## [Exercise]
Pull out every line below that contains the word "German".

## [Data excerpts]
------------------------------------------------------------------------

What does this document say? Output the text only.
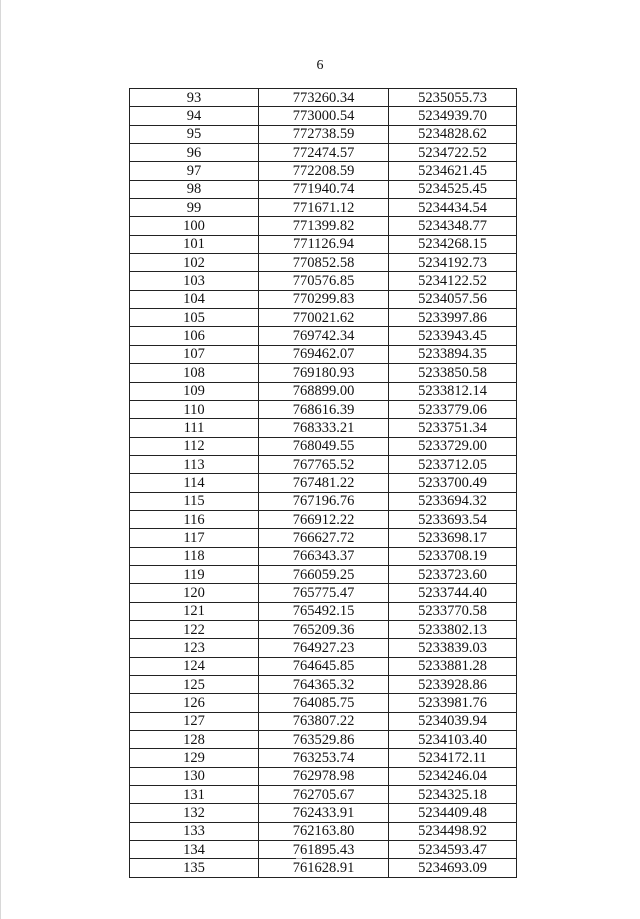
6
93	773260.34	5235055.73
94	773000.54	5234939.70
95	772738.59	5234828.62
96	772474.57	5234722.52
97	772208.59	5234621.45
98	771940.74	5234525.45
99	771671.12	5234434.54
100	771399.82	5234348.77
101	771126.94	5234268.15
102	770852.58	5234192.73
103	770576.85	5234122.52
104	770299.83	5234057.56
105	770021.62	5233997.86
106	769742.34	5233943.45
107	769462.07	5233894.35
108	769180.93	5233850.58
109	768899.00	5233812.14
110	768616.39	5233779.06
111	768333.21	5233751.34
112	768049.55	5233729.00
113	767765.52	5233712.05
114	767481.22	5233700.49
115	767196.76	5233694.32
116	766912.22	5233693.54
117	766627.72	5233698.17
118	766343.37	5233708.19
119	766059.25	5233723.60
120	765775.47	5233744.40
121	765492.15	5233770.58
122	765209.36	5233802.13
123	764927.23	5233839.03
124	764645.85	5233881.28
125	764365.32	5233928.86
126	764085.75	5233981.76
127	763807.22	5234039.94
128	763529.86	5234103.40
129	763253.74	5234172.11
130	762978.98	5234246.04
131	762705.67	5234325.18
132	762433.91	5234409.48
133	762163.80	5234498.92
134	761895.43	5234593.47
135	761628.91	5234693.09
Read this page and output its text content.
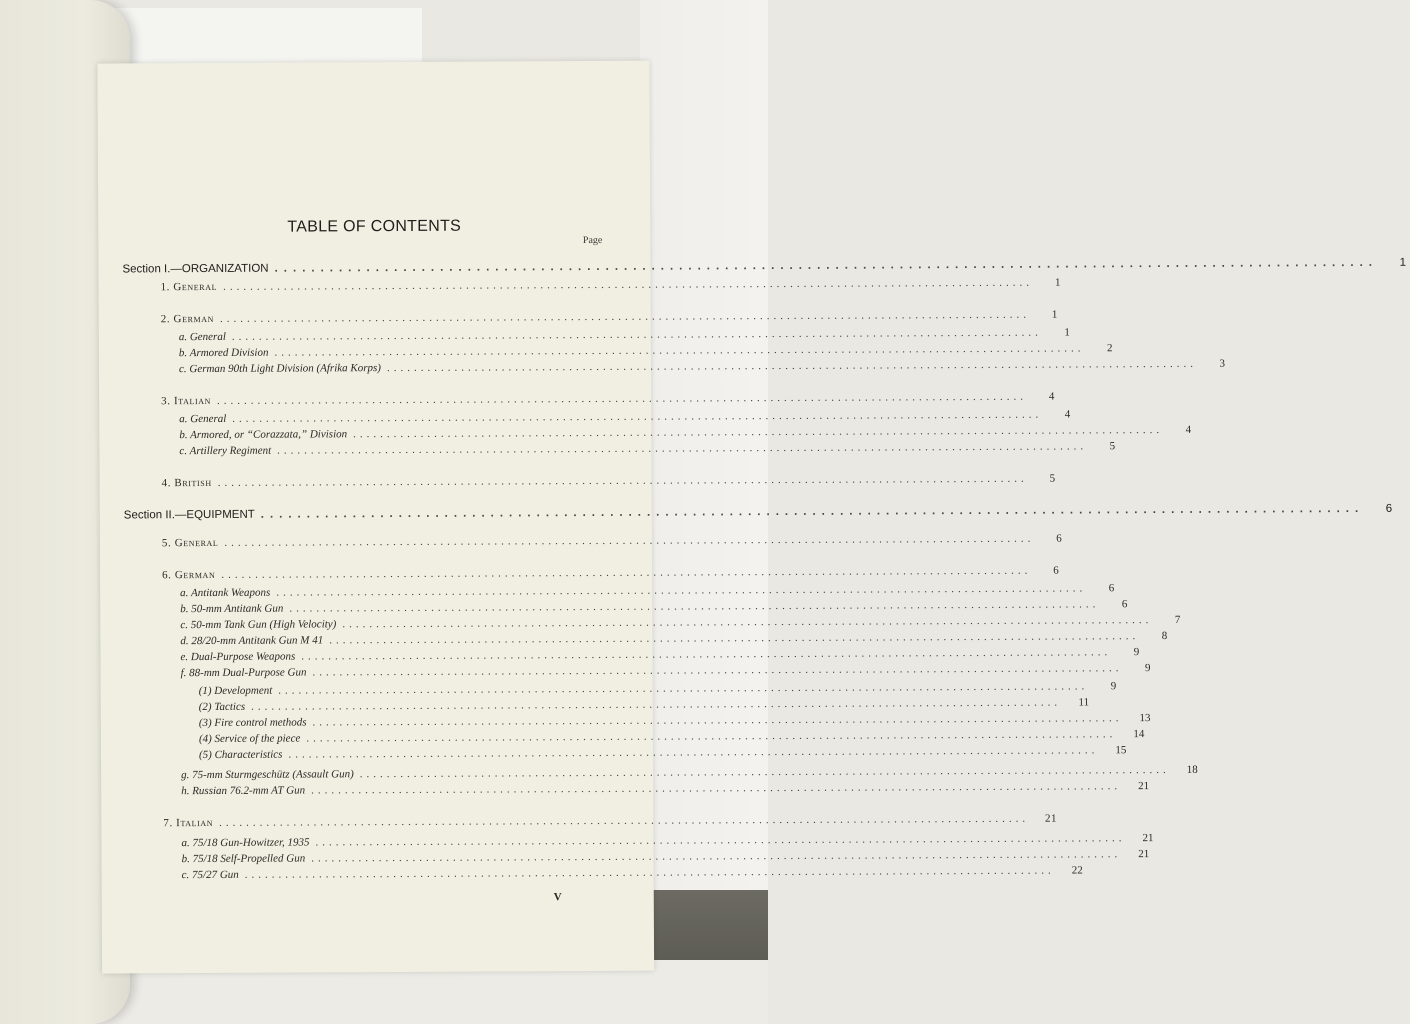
TABLE OF CONTENTS
Page
Section I.—ORGANIZATION ........................................................................................................................	1
1. General ........................................................................................................................	1
2. German ........................................................................................................................	1
a. General ........................................................................................................................	1
b. Armored Division ........................................................................................................................	2
c. German 90th Light Division (Afrika Korps) ........................................................................................................................	3
3. Italian ........................................................................................................................	4
a. General ........................................................................................................................	4
b. Armored, or “Corazzata,” Division ........................................................................................................................	4
c. Artillery Regiment ........................................................................................................................	5
4. British ........................................................................................................................	5
Section II.—EQUIPMENT ........................................................................................................................	6
5. General ........................................................................................................................	6
6. German ........................................................................................................................	6
a. Antitank Weapons ........................................................................................................................	6
b. 50-mm Antitank Gun ........................................................................................................................	6
c. 50-mm Tank Gun (High Velocity) ........................................................................................................................	7
d. 28/20-mm Antitank Gun M 41 ........................................................................................................................	8
e. Dual-Purpose Weapons ........................................................................................................................	9
f. 88-mm Dual-Purpose Gun ........................................................................................................................	9
(1) Development ........................................................................................................................	9
(2) Tactics ........................................................................................................................	11
(3) Fire control methods ........................................................................................................................	13
(4) Service of the piece ........................................................................................................................	14
(5) Characteristics ........................................................................................................................	15
g. 75-mm Sturmgeschütz (Assault Gun) ........................................................................................................................	18
h. Russian 76.2-mm AT Gun ........................................................................................................................	21
7. Italian ........................................................................................................................	21
a. 75/18 Gun-Howitzer, 1935 ........................................................................................................................	21
b. 75/18 Self-Propelled Gun ........................................................................................................................	21
c. 75/27 Gun ........................................................................................................................	22
V
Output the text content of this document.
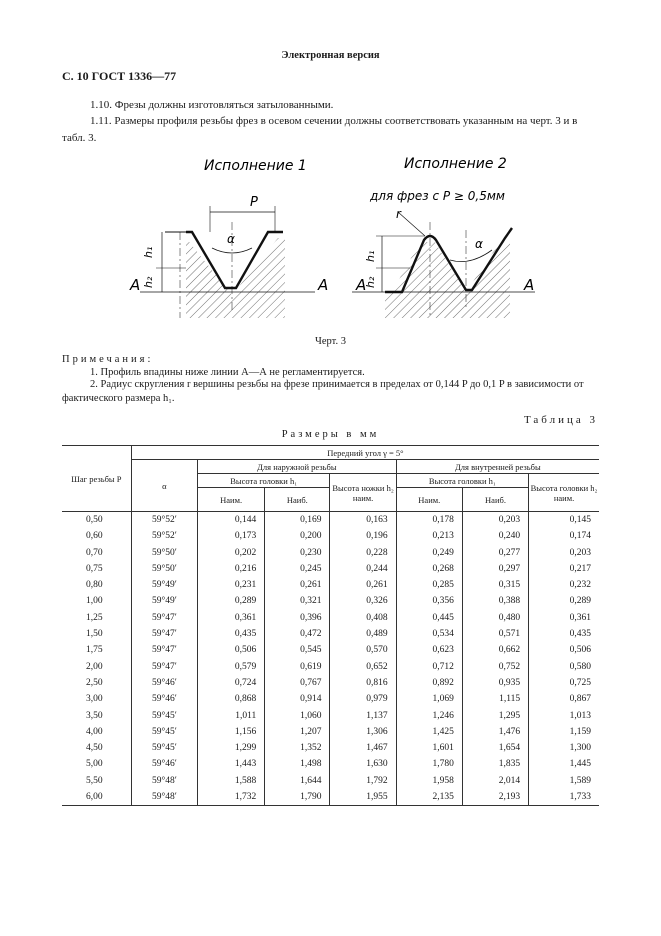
Электронная версия
С. 10 ГОСТ 1336—77
1.10. Фрезы должны изготовляться затылованными.
1.11. Размеры профиля резьбы фрез в осевом сечении должны соответствовать указанным на черт. 3 и в табл. 3.
Исполнение 1
A	A
P
α
h₁
h₂
Исполнение 2
для фрез с P ≥ 0,5мм
A	A
r
α
h₁
h₂
Черт. 3
Примечания:
1. Профиль впадины ниже линии А—А не регламентируется.
2. Радиус скругления r вершины резьбы на фрезе принимается в пределах от 0,144 P до 0,1 P в зависимости от фактического размера h₁.
Таблица 3
Размеры в мм
Шаг резьбы P	Передний угол γ = 5°						
	α	Для наружной резьбы			Для внутренней резьбы		
		Высота головки h₁		Высота ножки h₂ наим.	Высота головки h₁		Высота головки h₂ наим.
		Наим.	Наиб.		Наим.	Наиб.	
0,50	59°52′	0,144	0,169	0,163	0,178	0,203	0,145
0,60	59°52′	0,173	0,200	0,196	0,213	0,240	0,174
0,70	59°50′	0,202	0,230	0,228	0,249	0,277	0,203
0,75	59°50′	0,216	0,245	0,244	0,268	0,297	0,217
0,80	59°49′	0,231	0,261	0,261	0,285	0,315	0,232
1,00	59°49′	0,289	0,321	0,326	0,356	0,388	0,289
1,25	59°47′	0,361	0,396	0,408	0,445	0,480	0,361
1,50	59°47′	0,435	0,472	0,489	0,534	0,571	0,435
1,75	59°47′	0,506	0,545	0,570	0,623	0,662	0,506
2,00	59°47′	0,579	0,619	0,652	0,712	0,752	0,580
2,50	59°46′	0,724	0,767	0,816	0,892	0,935	0,725
3,00	59°46′	0,868	0,914	0,979	1,069	1,115	0,867
3,50	59°45′	1,011	1,060	1,137	1,246	1,295	1,013
4,00	59°45′	1,156	1,207	1,306	1,425	1,476	1,159
4,50	59°45′	1,299	1,352	1,467	1,601	1,654	1,300
5,00	59°46′	1,443	1,498	1,630	1,780	1,835	1,445
5,50	59°48′	1,588	1,644	1,792	1,958	2,014	1,589
6,00	59°48′	1,732	1,790	1,955	2,135	2,193	1,733
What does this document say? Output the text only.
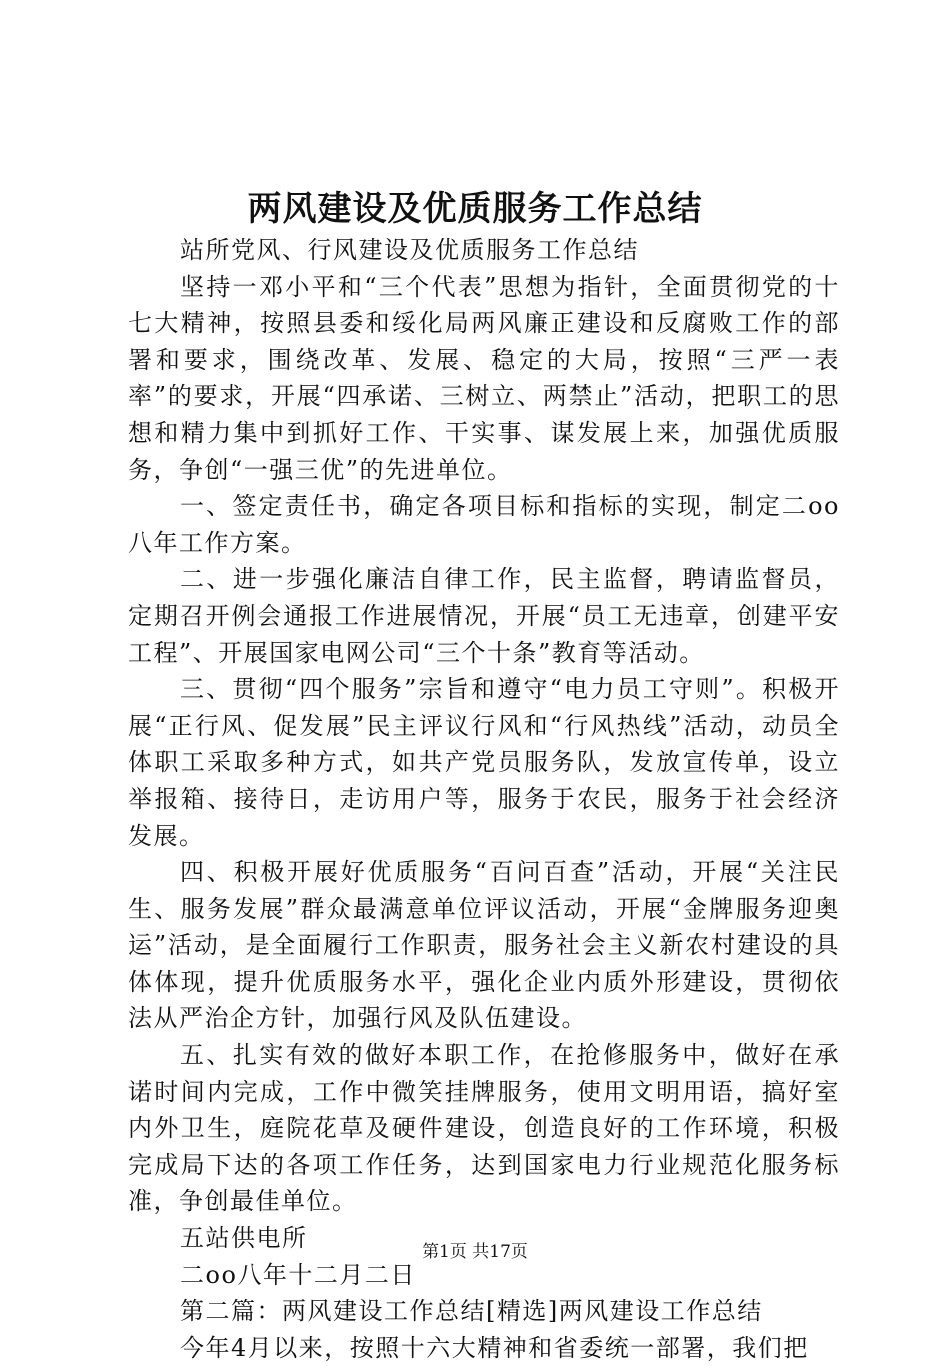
两风建设及优质服务工作总结

站所党风、行风建设及优质服务工作总结

坚持一邓小平和“三个代表”思想为指针，全面贯彻党的十七大精神，按照县委和绥化局两风廉正建设和反腐败工作的部署和要求，围绕改革、发展、稳定的大局，按照“三严一表率”的要求，开展“四承诺、三树立、两禁止”活动，把职工的思想和精力集中到抓好工作、干实事、谋发展上来，加强优质服务，争创“一强三优”的先进单位。

一、签定责任书，确定各项目标和指标的实现，制定二oo八年工作方案。

二、进一步强化廉洁自律工作，民主监督，聘请监督员，定期召开例会通报工作进展情况，开展“员工无违章，创建平安工程”、开展国家电网公司“三个十条”教育等活动。

三、贯彻“四个服务”宗旨和遵守“电力员工守则”。积极开展“正行风、促发展”民主评议行风和“行风热线”活动，动员全体职工采取多种方式，如共产党员服务队，发放宣传单，设立举报箱、接待日，走访用户等，服务于农民，服务于社会经济发展。

四、积极开展好优质服务“百问百查”活动，开展“关注民生、服务发展”群众最满意单位评议活动，开展“金牌服务迎奥运”活动，是全面履行工作职责，服务社会主义新农村建设的具体体现，提升优质服务水平，强化企业内质外形建设，贯彻依法从严治企方针，加强行风及队伍建设。

五、扎实有效的做好本职工作，在抢修服务中，做好在承诺时间内完成，工作中微笑挂牌服务，使用文明用语，搞好室内外卫生，庭院花草及硬件建设，创造良好的工作环境，积极完成局下达的各项工作任务，达到国家电力行业规范化服务标准，争创最佳单位。

五站供电所

二oo八年十二月二日

第二篇：两风建设工作总结[精选]两风建设工作总结

今年4月以来，按照十六大精神和省委统一部署，我们把

第1页 共17页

------------------------------------------------------------------------

## [Task solution]
2. German ........................................................................................................................	1
c. German 90th Light Division (Afrika Korps) ........................................................................................................................	3
6. German ........................................................................................................................	6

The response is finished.